In the records below, locate the line containing "Convert this screenshot"; output that line and every following line through the last, exactly.

Stored data entries:
****************

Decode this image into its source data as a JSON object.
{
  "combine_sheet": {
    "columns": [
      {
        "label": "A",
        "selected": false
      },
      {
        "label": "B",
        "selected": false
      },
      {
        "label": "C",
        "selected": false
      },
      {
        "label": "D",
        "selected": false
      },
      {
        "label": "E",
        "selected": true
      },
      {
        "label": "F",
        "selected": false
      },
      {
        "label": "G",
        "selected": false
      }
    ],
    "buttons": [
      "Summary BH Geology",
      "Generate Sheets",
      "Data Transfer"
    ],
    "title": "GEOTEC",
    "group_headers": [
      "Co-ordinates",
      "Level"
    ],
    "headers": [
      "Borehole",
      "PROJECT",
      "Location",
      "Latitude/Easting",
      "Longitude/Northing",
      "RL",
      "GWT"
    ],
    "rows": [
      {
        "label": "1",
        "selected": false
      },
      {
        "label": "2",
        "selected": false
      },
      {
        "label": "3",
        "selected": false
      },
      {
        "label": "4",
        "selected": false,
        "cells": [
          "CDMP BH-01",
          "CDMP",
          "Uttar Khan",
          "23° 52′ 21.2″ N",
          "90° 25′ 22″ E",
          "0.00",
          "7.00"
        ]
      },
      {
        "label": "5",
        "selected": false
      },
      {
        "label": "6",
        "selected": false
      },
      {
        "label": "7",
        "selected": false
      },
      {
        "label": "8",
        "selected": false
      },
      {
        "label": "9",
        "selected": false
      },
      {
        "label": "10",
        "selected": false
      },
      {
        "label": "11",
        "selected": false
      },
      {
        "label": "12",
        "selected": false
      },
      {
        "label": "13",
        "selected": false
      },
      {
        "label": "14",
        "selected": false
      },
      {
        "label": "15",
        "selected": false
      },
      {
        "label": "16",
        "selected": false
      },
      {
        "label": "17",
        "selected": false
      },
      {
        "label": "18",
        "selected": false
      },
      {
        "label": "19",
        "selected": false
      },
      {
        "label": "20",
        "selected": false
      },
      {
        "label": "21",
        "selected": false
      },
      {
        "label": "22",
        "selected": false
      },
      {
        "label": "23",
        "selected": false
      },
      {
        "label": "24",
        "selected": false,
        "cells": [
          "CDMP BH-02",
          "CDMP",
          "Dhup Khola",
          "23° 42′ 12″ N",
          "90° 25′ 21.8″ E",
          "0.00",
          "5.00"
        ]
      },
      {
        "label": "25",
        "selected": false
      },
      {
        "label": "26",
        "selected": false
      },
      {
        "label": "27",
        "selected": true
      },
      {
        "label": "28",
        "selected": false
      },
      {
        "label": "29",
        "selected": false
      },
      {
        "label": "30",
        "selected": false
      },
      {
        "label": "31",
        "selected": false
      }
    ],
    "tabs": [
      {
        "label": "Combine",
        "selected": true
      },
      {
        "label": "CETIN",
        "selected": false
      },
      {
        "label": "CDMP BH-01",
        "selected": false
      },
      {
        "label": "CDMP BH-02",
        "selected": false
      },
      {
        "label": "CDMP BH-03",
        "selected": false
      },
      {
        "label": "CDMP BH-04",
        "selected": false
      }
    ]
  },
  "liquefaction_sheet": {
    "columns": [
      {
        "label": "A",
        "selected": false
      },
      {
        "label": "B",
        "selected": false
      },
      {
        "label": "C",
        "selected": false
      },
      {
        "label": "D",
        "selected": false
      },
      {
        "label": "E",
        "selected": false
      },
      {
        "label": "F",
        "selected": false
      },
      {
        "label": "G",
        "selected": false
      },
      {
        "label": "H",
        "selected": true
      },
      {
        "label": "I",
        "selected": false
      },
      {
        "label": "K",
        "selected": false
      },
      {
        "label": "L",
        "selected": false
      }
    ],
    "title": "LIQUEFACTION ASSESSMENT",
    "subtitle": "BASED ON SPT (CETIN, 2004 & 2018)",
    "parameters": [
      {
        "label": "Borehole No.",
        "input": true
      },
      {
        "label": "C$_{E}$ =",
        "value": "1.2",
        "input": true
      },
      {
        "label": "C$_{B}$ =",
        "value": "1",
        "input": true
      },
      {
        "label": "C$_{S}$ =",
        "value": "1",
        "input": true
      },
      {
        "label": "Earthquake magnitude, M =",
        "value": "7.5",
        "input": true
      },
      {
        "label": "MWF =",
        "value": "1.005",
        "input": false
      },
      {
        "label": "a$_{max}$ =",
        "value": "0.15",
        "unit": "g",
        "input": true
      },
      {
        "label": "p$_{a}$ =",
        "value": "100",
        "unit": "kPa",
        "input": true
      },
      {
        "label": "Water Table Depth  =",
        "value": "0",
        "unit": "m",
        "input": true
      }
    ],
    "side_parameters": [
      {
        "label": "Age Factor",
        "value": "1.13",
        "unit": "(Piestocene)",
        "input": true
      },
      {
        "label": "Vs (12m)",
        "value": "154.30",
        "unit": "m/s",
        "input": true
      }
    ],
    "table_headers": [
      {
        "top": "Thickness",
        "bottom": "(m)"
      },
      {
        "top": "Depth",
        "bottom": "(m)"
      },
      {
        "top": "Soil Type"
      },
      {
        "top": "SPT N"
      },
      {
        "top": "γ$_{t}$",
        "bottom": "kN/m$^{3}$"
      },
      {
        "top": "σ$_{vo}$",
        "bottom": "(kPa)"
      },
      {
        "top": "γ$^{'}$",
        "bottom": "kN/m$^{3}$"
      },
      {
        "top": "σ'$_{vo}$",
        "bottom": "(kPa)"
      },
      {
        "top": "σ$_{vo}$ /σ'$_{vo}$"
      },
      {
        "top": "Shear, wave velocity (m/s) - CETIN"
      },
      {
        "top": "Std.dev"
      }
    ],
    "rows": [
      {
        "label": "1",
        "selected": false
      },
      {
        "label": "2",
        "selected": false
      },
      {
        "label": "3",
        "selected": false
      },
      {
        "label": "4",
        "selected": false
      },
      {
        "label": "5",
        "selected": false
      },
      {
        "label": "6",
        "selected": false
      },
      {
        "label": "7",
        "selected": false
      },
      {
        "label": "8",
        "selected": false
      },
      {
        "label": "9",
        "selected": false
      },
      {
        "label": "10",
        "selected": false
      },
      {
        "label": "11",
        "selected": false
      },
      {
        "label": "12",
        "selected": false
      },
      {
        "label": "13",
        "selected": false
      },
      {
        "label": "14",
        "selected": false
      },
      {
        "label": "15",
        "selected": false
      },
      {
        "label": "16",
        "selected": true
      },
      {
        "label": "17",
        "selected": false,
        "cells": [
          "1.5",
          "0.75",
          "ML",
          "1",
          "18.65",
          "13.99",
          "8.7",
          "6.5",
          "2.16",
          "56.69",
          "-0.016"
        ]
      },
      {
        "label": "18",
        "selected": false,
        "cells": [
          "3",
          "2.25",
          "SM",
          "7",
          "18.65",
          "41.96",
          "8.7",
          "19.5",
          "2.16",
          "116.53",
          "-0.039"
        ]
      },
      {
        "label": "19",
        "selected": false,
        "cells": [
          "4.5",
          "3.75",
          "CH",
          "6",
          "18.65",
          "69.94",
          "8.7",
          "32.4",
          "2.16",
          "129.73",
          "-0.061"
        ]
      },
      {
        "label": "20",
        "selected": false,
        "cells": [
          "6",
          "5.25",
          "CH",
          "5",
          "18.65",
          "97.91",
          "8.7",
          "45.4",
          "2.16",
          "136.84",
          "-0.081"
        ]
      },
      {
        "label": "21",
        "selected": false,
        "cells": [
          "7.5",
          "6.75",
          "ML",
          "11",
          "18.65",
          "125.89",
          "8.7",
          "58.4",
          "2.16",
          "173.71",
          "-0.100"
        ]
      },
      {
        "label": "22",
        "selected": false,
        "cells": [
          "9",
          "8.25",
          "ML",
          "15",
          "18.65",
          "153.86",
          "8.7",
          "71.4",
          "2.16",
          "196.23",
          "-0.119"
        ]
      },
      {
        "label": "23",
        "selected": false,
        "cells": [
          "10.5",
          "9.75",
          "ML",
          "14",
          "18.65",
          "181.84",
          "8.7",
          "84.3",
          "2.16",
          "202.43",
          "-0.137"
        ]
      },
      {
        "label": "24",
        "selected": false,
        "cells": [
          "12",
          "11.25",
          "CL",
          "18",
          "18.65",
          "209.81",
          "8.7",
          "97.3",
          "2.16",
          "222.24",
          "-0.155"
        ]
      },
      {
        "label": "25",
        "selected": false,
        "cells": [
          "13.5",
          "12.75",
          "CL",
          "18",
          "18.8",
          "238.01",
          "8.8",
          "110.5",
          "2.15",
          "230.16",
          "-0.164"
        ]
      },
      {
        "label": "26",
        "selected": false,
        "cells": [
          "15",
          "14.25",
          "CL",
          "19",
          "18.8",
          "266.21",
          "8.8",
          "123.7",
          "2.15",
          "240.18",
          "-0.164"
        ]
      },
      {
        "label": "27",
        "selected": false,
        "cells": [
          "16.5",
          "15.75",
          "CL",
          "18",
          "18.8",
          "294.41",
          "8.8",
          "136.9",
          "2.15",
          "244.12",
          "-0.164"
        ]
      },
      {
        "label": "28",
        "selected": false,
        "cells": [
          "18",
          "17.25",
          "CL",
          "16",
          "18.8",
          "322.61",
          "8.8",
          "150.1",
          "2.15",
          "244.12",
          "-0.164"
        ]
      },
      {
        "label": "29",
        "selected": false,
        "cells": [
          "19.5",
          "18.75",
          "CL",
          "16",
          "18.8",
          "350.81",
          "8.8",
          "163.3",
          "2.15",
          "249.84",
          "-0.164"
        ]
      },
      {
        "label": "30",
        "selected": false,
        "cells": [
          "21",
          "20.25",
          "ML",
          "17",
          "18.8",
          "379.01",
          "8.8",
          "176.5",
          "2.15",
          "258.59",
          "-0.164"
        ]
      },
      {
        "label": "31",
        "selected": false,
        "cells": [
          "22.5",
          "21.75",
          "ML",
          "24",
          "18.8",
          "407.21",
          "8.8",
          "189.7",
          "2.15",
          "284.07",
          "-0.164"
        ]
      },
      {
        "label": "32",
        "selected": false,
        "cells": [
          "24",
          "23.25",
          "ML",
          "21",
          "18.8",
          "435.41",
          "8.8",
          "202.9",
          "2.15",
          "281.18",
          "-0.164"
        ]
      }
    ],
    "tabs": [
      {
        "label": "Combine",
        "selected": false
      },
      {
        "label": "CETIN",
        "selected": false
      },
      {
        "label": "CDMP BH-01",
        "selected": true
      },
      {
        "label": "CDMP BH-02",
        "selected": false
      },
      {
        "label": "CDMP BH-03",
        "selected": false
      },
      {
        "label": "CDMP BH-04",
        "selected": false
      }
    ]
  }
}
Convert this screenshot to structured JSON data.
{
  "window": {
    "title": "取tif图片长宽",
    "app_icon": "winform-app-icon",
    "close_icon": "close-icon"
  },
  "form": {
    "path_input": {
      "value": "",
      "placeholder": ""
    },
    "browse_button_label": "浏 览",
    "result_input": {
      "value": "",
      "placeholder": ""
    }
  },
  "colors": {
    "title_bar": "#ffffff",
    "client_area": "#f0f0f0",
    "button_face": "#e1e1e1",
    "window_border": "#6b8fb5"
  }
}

****************

Response →
Convert this screenshot to structured JSON data.
{
  "window": {
    "title": "取tif图片长宽",
    "app_icon": "winform-app-icon",
    "close_icon": "close-icon"
  },
  "form": {
    "path_input": {
      "value": "",
      "placeholder": ""
    },
    "browse_button_label": "浏 览",
    "result_input": {
      "value": "",
      "placeholder": ""
    }
  },
  "colors": {
    "title_bar": "#ffffff",
    "client_area": "#f0f0f0",
    "button_face": "#e1e1e1",
    "window_border": "#6b8fb5"
  }
}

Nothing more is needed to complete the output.